Aim:
Wherever a line holds the word "Restrictions", copy that line out.

Dataset records:
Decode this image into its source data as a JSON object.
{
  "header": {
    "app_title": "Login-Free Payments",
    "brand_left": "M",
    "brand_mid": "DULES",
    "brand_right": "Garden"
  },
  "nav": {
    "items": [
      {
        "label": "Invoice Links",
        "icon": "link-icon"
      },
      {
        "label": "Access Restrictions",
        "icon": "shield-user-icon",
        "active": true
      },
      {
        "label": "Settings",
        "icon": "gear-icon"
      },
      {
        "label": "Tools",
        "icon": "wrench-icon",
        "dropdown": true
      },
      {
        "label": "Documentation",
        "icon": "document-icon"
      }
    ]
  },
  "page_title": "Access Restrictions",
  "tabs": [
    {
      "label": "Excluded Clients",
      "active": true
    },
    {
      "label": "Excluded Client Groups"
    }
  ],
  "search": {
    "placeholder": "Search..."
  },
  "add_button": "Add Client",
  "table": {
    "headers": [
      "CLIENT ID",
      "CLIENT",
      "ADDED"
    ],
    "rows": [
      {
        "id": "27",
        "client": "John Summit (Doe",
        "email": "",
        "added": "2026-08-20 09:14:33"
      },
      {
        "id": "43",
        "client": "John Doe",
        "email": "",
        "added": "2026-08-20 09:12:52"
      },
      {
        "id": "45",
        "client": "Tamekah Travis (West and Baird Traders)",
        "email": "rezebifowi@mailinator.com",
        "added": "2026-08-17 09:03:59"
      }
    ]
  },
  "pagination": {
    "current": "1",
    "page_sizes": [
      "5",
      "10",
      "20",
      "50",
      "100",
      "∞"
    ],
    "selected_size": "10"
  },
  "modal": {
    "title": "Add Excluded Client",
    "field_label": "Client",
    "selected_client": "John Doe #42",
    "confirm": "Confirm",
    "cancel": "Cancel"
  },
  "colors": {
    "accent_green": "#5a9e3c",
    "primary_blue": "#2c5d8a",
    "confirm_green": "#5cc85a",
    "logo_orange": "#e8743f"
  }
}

Full response:
        "label": "Access Restrictions",
  "page_title": "Access Restrictions",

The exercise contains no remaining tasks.